Below is a set of records; restate each one word for word.

:: Data for processing

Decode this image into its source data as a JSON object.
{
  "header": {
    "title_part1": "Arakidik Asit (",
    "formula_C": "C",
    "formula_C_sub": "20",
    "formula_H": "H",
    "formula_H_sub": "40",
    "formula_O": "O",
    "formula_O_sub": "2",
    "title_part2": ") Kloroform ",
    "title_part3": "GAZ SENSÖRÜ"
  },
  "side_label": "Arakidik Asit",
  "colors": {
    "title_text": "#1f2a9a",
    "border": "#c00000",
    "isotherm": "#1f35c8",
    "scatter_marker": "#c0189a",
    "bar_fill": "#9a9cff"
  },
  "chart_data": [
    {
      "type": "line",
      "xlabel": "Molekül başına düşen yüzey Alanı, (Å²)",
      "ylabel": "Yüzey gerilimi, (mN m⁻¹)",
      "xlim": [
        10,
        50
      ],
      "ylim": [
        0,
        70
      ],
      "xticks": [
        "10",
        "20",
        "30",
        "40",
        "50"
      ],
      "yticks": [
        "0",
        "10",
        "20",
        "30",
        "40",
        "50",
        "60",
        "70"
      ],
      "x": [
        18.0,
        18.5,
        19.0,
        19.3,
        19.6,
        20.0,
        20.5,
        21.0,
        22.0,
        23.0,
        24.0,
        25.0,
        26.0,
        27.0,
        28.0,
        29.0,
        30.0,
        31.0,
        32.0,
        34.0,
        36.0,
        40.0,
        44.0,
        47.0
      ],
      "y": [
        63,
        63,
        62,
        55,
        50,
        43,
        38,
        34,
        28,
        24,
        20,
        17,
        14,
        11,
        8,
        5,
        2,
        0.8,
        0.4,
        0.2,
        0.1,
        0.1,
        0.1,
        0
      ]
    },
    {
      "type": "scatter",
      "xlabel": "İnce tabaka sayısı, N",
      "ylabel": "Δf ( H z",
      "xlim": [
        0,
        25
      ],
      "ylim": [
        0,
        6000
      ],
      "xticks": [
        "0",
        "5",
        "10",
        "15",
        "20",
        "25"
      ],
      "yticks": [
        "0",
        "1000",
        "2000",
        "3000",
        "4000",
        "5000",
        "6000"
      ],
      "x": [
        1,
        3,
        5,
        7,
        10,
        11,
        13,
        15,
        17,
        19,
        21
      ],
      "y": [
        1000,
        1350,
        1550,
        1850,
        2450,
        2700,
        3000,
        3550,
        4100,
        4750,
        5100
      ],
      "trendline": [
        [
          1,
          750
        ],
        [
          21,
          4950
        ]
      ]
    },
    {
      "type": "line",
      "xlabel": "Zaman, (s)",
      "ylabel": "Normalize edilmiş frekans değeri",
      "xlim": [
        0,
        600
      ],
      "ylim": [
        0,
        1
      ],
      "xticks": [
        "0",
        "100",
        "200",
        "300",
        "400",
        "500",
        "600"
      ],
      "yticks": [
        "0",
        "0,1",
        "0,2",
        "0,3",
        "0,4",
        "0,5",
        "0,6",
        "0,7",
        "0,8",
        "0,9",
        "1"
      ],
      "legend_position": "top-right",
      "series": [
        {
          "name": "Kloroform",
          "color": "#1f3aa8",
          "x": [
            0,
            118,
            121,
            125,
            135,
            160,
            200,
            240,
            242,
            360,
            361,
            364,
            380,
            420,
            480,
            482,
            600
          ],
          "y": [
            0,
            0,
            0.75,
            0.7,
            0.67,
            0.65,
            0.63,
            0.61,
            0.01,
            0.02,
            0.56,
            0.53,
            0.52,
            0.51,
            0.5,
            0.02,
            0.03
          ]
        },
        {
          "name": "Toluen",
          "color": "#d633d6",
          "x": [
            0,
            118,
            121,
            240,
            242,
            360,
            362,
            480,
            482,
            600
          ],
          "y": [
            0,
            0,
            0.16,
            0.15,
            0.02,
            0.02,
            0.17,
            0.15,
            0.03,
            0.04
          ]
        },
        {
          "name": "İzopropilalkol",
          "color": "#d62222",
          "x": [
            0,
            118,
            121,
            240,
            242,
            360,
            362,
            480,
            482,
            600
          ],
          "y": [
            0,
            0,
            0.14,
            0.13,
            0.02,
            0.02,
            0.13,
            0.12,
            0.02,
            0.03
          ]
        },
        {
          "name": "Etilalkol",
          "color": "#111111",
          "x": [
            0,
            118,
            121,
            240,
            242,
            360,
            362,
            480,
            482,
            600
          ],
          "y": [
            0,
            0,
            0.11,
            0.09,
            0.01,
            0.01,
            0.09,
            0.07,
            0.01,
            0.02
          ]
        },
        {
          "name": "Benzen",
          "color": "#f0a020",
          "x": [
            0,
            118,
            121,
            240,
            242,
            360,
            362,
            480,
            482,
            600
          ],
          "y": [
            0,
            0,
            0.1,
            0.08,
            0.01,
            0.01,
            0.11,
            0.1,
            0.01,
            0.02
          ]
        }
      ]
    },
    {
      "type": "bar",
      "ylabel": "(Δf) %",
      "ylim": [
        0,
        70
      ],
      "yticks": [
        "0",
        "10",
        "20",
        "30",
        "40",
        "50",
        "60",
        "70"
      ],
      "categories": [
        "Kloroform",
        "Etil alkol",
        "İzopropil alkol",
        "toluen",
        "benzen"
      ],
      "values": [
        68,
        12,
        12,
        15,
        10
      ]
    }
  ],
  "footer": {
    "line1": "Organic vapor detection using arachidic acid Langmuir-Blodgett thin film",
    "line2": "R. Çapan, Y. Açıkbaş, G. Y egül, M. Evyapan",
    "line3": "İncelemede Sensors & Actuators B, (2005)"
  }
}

::::

Full answer ->
Decode this image into its source data as a JSON object.
{
  "header": {
    "title_part1": "Arakidik Asit (",
    "formula_C": "C",
    "formula_C_sub": "20",
    "formula_H": "H",
    "formula_H_sub": "40",
    "formula_O": "O",
    "formula_O_sub": "2",
    "title_part2": ") Kloroform ",
    "title_part3": "GAZ SENSÖRÜ"
  },
  "side_label": "Arakidik Asit",
  "colors": {
    "title_text": "#1f2a9a",
    "border": "#c00000",
    "isotherm": "#1f35c8",
    "scatter_marker": "#c0189a",
    "bar_fill": "#9a9cff"
  },
  "chart_data": [
    {
      "type": "line",
      "xlabel": "Molekül başına düşen yüzey Alanı, (Å²)",
      "ylabel": "Yüzey gerilimi, (mN m⁻¹)",
      "xlim": [
        10,
        50
      ],
      "ylim": [
        0,
        70
      ],
      "xticks": [
        "10",
        "20",
        "30",
        "40",
        "50"
      ],
      "yticks": [
        "0",
        "10",
        "20",
        "30",
        "40",
        "50",
        "60",
        "70"
      ],
      "x": [
        18.0,
        18.5,
        19.0,
        19.3,
        19.6,
        20.0,
        20.5,
        21.0,
        22.0,
        23.0,
        24.0,
        25.0,
        26.0,
        27.0,
        28.0,
        29.0,
        30.0,
        31.0,
        32.0,
        34.0,
        36.0,
        40.0,
        44.0,
        47.0
      ],
      "y": [
        63,
        63,
        62,
        55,
        50,
        43,
        38,
        34,
        28,
        24,
        20,
        17,
        14,
        11,
        8,
        5,
        2,
        0.8,
        0.4,
        0.2,
        0.1,
        0.1,
        0.1,
        0
      ]
    },
    {
      "type": "scatter",
      "xlabel": "İnce tabaka sayısı, N",
      "ylabel": "Δf ( H z",
      "xlim": [
        0,
        25
      ],
      "ylim": [
        0,
        6000
      ],
      "xticks": [
        "0",
        "5",
        "10",
        "15",
        "20",
        "25"
      ],
      "yticks": [
        "0",
        "1000",
        "2000",
        "3000",
        "4000",
        "5000",
        "6000"
      ],
      "x": [
        1,
        3,
        5,
        7,
        10,
        11,
        13,
        15,
        17,
        19,
        21
      ],
      "y": [
        1000,
        1350,
        1550,
        1850,
        2450,
        2700,
        3000,
        3550,
        4100,
        4750,
        5100
      ],
      "trendline": [
        [
          1,
          750
        ],
        [
          21,
          4950
        ]
      ]
    },
    {
      "type": "line",
      "xlabel": "Zaman, (s)",
      "ylabel": "Normalize edilmiş frekans değeri",
      "xlim": [
        0,
        600
      ],
      "ylim": [
        0,
        1
      ],
      "xticks": [
        "0",
        "100",
        "200",
        "300",
        "400",
        "500",
        "600"
      ],
      "yticks": [
        "0",
        "0,1",
        "0,2",
        "0,3",
        "0,4",
        "0,5",
        "0,6",
        "0,7",
        "0,8",
        "0,9",
        "1"
      ],
      "legend_position": "top-right",
      "series": [
        {
          "name": "Kloroform",
          "color": "#1f3aa8",
          "x": [
            0,
            118,
            121,
            125,
            135,
            160,
            200,
            240,
            242,
            360,
            361,
            364,
            380,
            420,
            480,
            482,
            600
          ],
          "y": [
            0,
            0,
            0.75,
            0.7,
            0.67,
            0.65,
            0.63,
            0.61,
            0.01,
            0.02,
            0.56,
            0.53,
            0.52,
            0.51,
            0.5,
            0.02,
            0.03
          ]
        },
        {
          "name": "Toluen",
          "color": "#d633d6",
          "x": [
            0,
            118,
            121,
            240,
            242,
            360,
            362,
            480,
            482,
            600
          ],
          "y": [
            0,
            0,
            0.16,
            0.15,
            0.02,
            0.02,
            0.17,
            0.15,
            0.03,
            0.04
          ]
        },
        {
          "name": "İzopropilalkol",
          "color": "#d62222",
          "x": [
            0,
            118,
            121,
            240,
            242,
            360,
            362,
            480,
            482,
            600
          ],
          "y": [
            0,
            0,
            0.14,
            0.13,
            0.02,
            0.02,
            0.13,
            0.12,
            0.02,
            0.03
          ]
        },
        {
          "name": "Etilalkol",
          "color": "#111111",
          "x": [
            0,
            118,
            121,
            240,
            242,
            360,
            362,
            480,
            482,
            600
          ],
          "y": [
            0,
            0,
            0.11,
            0.09,
            0.01,
            0.01,
            0.09,
            0.07,
            0.01,
            0.02
          ]
        },
        {
          "name": "Benzen",
          "color": "#f0a020",
          "x": [
            0,
            118,
            121,
            240,
            242,
            360,
            362,
            480,
            482,
            600
          ],
          "y": [
            0,
            0,
            0.1,
            0.08,
            0.01,
            0.01,
            0.11,
            0.1,
            0.01,
            0.02
          ]
        }
      ]
    },
    {
      "type": "bar",
      "ylabel": "(Δf) %",
      "ylim": [
        0,
        70
      ],
      "yticks": [
        "0",
        "10",
        "20",
        "30",
        "40",
        "50",
        "60",
        "70"
      ],
      "categories": [
        "Kloroform",
        "Etil alkol",
        "İzopropil alkol",
        "toluen",
        "benzen"
      ],
      "values": [
        68,
        12,
        12,
        15,
        10
      ]
    }
  ],
  "footer": {
    "line1": "Organic vapor detection using arachidic acid Langmuir-Blodgett thin film",
    "line2": "R. Çapan, Y. Açıkbaş, G. Y egül, M. Evyapan",
    "line3": "İncelemede Sensors & Actuators B, (2005)"
  }
}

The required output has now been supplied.